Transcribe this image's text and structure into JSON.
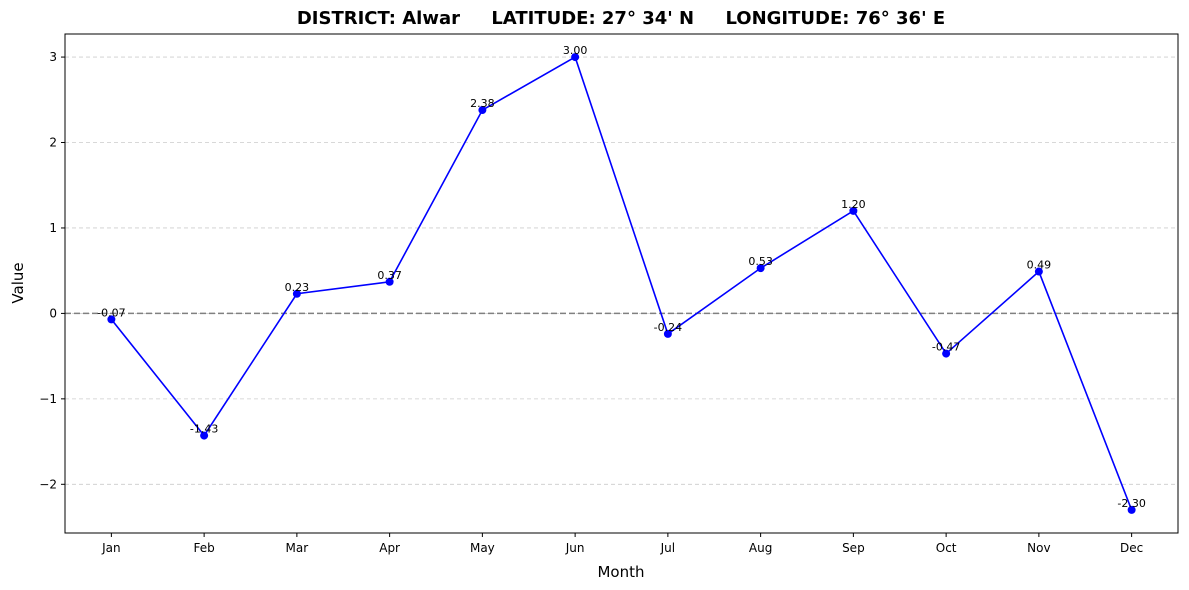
{
  "chart_data": {
    "type": "line",
    "title": "DISTRICT: Alwar     LATITUDE: 27° 34' N     LONGITUDE: 76° 36' E",
    "xlabel": "Month",
    "ylabel": "Value",
    "categories": [
      "Jan",
      "Feb",
      "Mar",
      "Apr",
      "May",
      "Jun",
      "Jul",
      "Aug",
      "Sep",
      "Oct",
      "Nov",
      "Dec"
    ],
    "series": [
      {
        "values": [
          -0.07,
          -1.43,
          0.23,
          0.37,
          2.38,
          3.0,
          -0.24,
          0.53,
          1.2,
          -0.47,
          0.49,
          -2.3
        ],
        "labels": [
          "-0.07",
          "-1.43",
          "0.23",
          "0.37",
          "2.38",
          "3.00",
          "-0.24",
          "0.53",
          "1.20",
          "-0.47",
          "0.49",
          "-2.30"
        ],
        "color": "#0000ff",
        "marker": "circle"
      }
    ],
    "ylim": [
      -2.57,
      3.27
    ],
    "yticks": [
      -2,
      -1,
      0,
      1,
      2,
      3
    ],
    "ytick_labels": [
      "−2",
      "−1",
      "0",
      "1",
      "2",
      "3"
    ],
    "zero_line": {
      "value": 0,
      "color": "#808080",
      "style": "dashed"
    },
    "grid": {
      "y": true,
      "x": false,
      "style": "dashed",
      "color": "#cccccc"
    },
    "legend": "none"
  }
}
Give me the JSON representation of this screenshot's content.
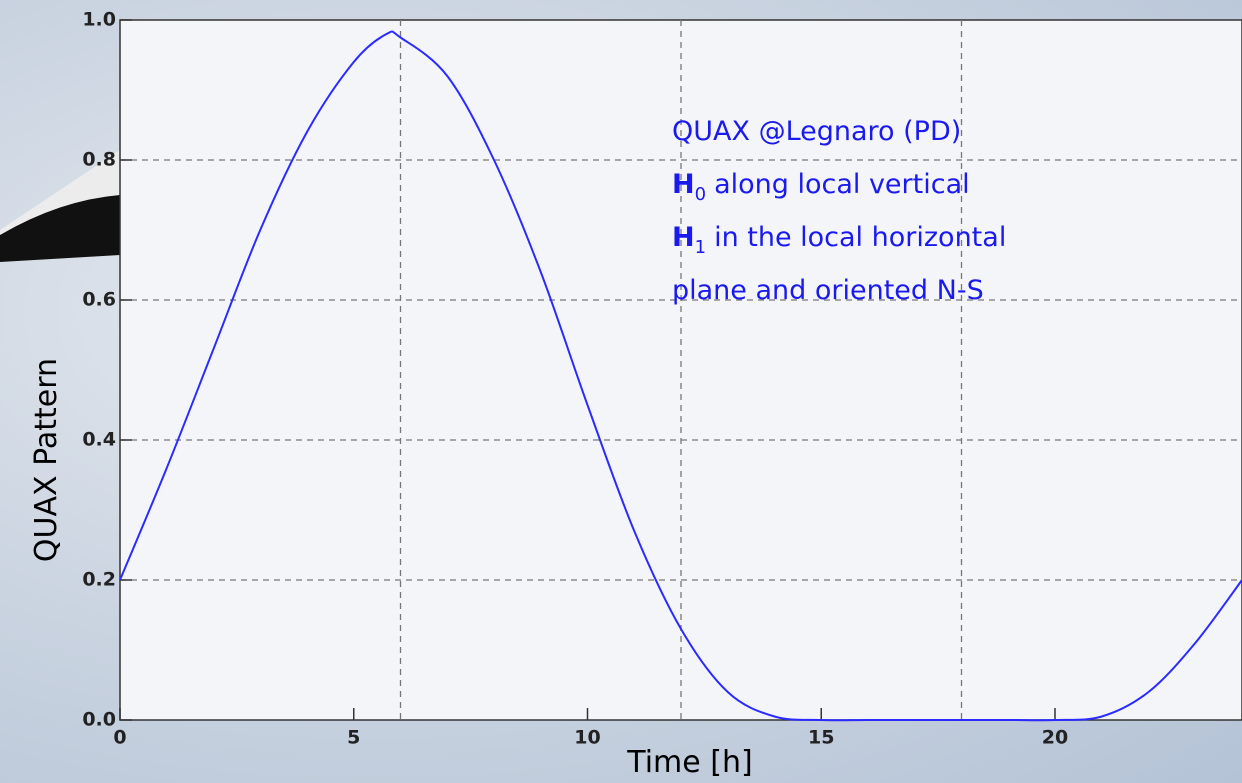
{
  "chart_data": {
    "type": "line",
    "xlabel": "Time [h]",
    "ylabel": "QUAX Pattern",
    "annotation": {
      "line1": "QUAX @Legnaro (PD)",
      "line2": {
        "symbol": "H",
        "subscript": "0",
        "text": "along local vertical"
      },
      "line3": {
        "symbol": "H",
        "subscript": "1",
        "text": "in the local horizontal"
      },
      "line4": "plane and oriented N-S"
    },
    "x": [
      0,
      1,
      2,
      3,
      4,
      5,
      5.7,
      6,
      7,
      8,
      9,
      10,
      11,
      12,
      13,
      14,
      15,
      16,
      17,
      18,
      19,
      20,
      21,
      22,
      23,
      24
    ],
    "series": [
      {
        "name": "QUAX Pattern",
        "color": "#2b2bff",
        "values": [
          0.2,
          0.36,
          0.53,
          0.7,
          0.84,
          0.94,
          0.98,
          0.975,
          0.92,
          0.8,
          0.64,
          0.45,
          0.27,
          0.13,
          0.04,
          0.005,
          0.0,
          0.0,
          0.0,
          0.0,
          0.0,
          0.0,
          0.005,
          0.04,
          0.11,
          0.2
        ]
      }
    ],
    "xlim": [
      0,
      24
    ],
    "ylim": [
      0,
      1
    ],
    "xticks": [
      0,
      5,
      10,
      15,
      20
    ],
    "yticks": [
      {
        "value": 0,
        "label": "0.0"
      },
      0.2,
      0.4,
      0.6,
      0.8,
      {
        "value": 1,
        "label": "1.0"
      }
    ],
    "xgrid": [
      6,
      12,
      18
    ],
    "ygrid": [
      0.2,
      0.4,
      0.6,
      0.8
    ],
    "grid": true
  }
}
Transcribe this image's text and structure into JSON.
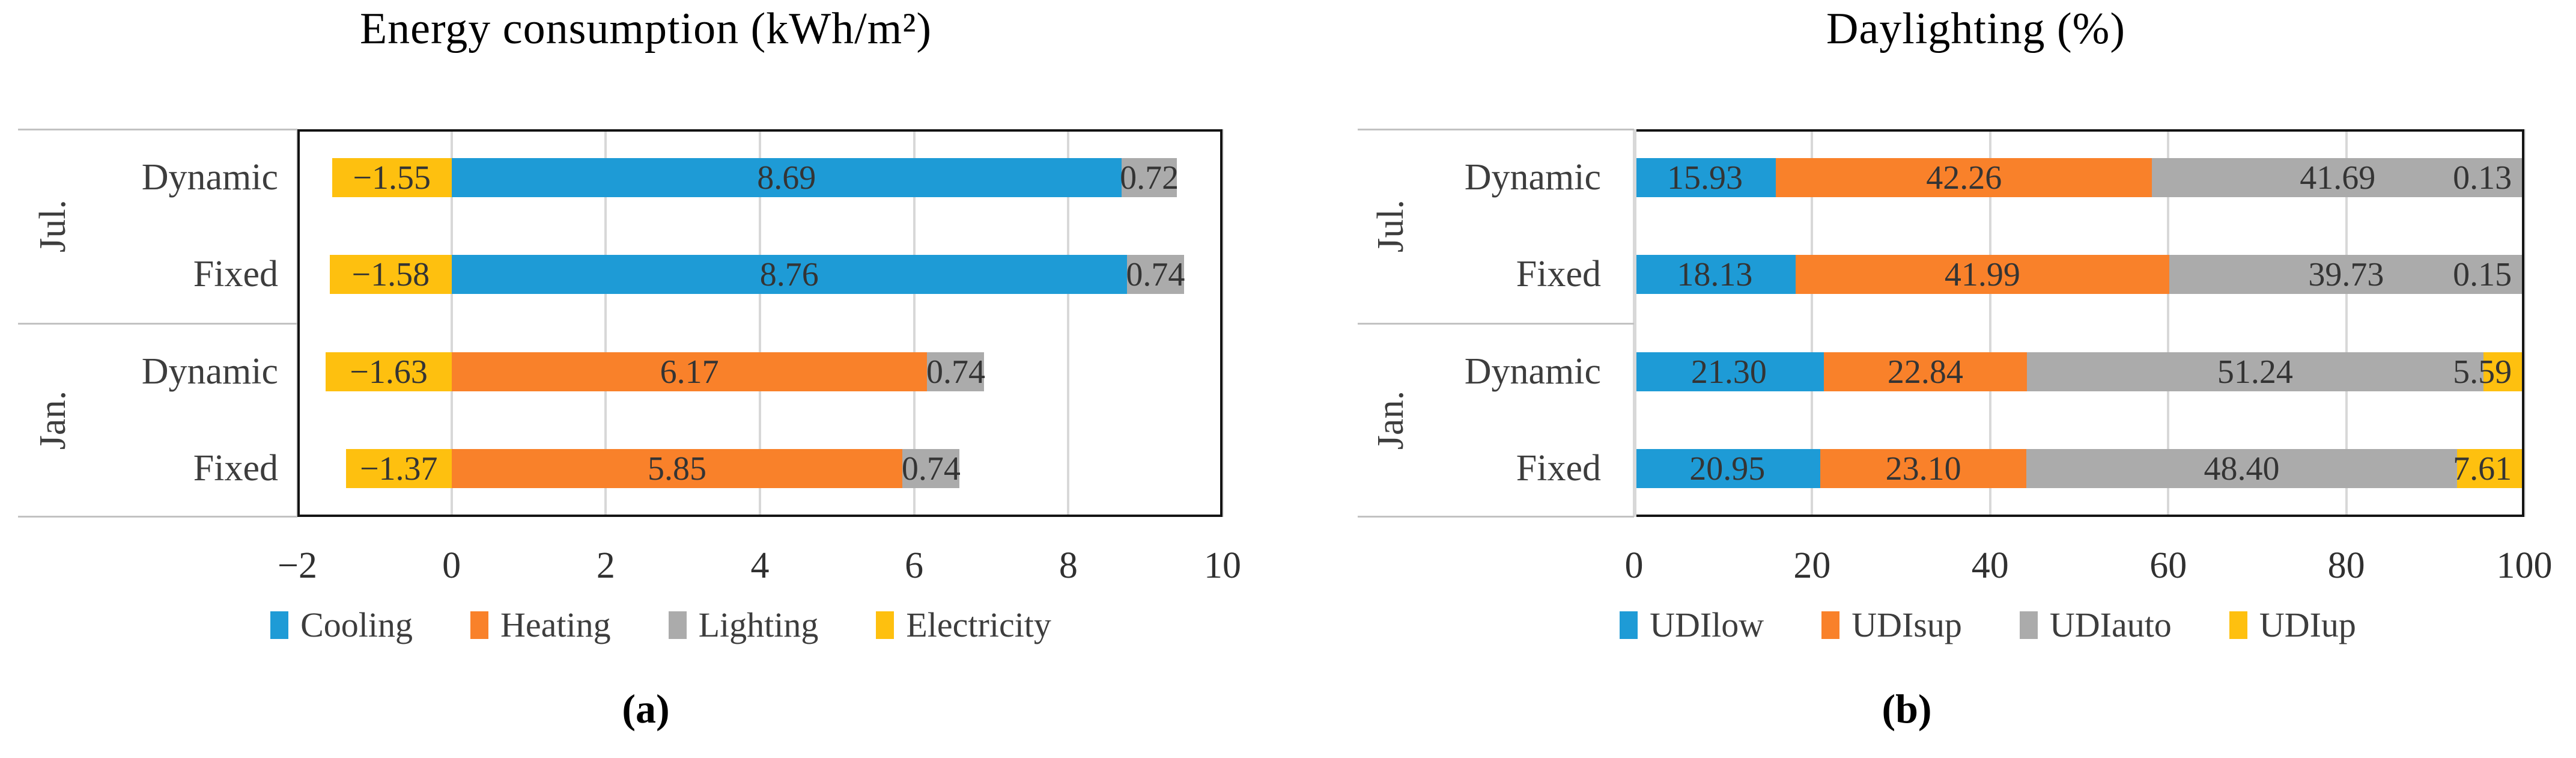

****************************************

• Brief: Return every line of the records exactly as given, pictures excluded.

• Solution for this problem:
Transcribe this image's text and structure into JSON.
{
  "chart_data": {
    "type": "line",
    "title": "DISTRICT: Alwar     LATITUDE: 27° 34' N     LONGITUDE: 76° 36' E",
    "xlabel": "Month",
    "ylabel": "Value",
    "categories": [
      "Jan",
      "Feb",
      "Mar",
      "Apr",
      "May",
      "Jun",
      "Jul",
      "Aug",
      "Sep",
      "Oct",
      "Nov",
      "Dec"
    ],
    "series": [
      {
        "values": [
          -0.07,
          -1.43,
          0.23,
          0.37,
          2.38,
          3.0,
          -0.24,
          0.53,
          1.2,
          -0.47,
          0.49,
          -2.3
        ],
        "labels": [
          "-0.07",
          "-1.43",
          "0.23",
          "0.37",
          "2.38",
          "3.00",
          "-0.24",
          "0.53",
          "1.20",
          "-0.47",
          "0.49",
          "-2.30"
        ],
        "color": "#0000ff",
        "marker": "circle"
      }
    ],
    "ylim": [
      -2.57,
      3.27
    ],
    "yticks": [
      -2,
      -1,
      0,
      1,
      2,
      3
    ],
    "ytick_labels": [
      "−2",
      "−1",
      "0",
      "1",
      "2",
      "3"
    ],
    "zero_line": {
      "value": 0,
      "color": "#808080",
      "style": "dashed"
    },
    "grid": {
      "y": true,
      "x": false,
      "style": "dashed",
      "color": "#cccccc"
    },
    "legend": "none"
  }
}
Give me the JSON representation of this screenshot's content.
{
  "chart_data": {
    "type": "line",
    "xlabel": "Time [h]",
    "ylabel": "QUAX Pattern",
    "annotation": {
      "line1": "QUAX @Legnaro (PD)",
      "line2": {
        "symbol": "H",
        "subscript": "0",
        "text": "along local vertical"
      },
      "line3": {
        "symbol": "H",
        "subscript": "1",
        "text": "in the local horizontal"
      },
      "line4": "plane and oriented N-S"
    },
    "x": [
      0,
      1,
      2,
      3,
      4,
      5,
      5.7,
      6,
      7,
      8,
      9,
      10,
      11,
      12,
      13,
      14,
      15,
      16,
      17,
      18,
      19,
      20,
      21,
      22,
      23,
      24
    ],
    "series": [
      {
        "name": "QUAX Pattern",
        "color": "#2b2bff",
        "values": [
          0.2,
          0.36,
          0.53,
          0.7,
          0.84,
          0.94,
          0.98,
          0.975,
          0.92,
          0.8,
          0.64,
          0.45,
          0.27,
          0.13,
          0.04,
          0.005,
          0.0,
          0.0,
          0.0,
          0.0,
          0.0,
          0.0,
          0.005,
          0.04,
          0.11,
          0.2
        ]
      }
    ],
    "xlim": [
      0,
      24
    ],
    "ylim": [
      0,
      1
    ],
    "xticks": [
      0,
      5,
      10,
      15,
      20
    ],
    "yticks": [
      {
        "value": 0,
        "label": "0.0"
      },
      0.2,
      0.4,
      0.6,
      0.8,
      {
        "value": 1,
        "label": "1.0"
      }
    ],
    "xgrid": [
      6,
      12,
      18
    ],
    "ygrid": [
      0.2,
      0.4,
      0.6,
      0.8
    ],
    "grid": true
  }
}
Transcribe this image's text and structure into JSON.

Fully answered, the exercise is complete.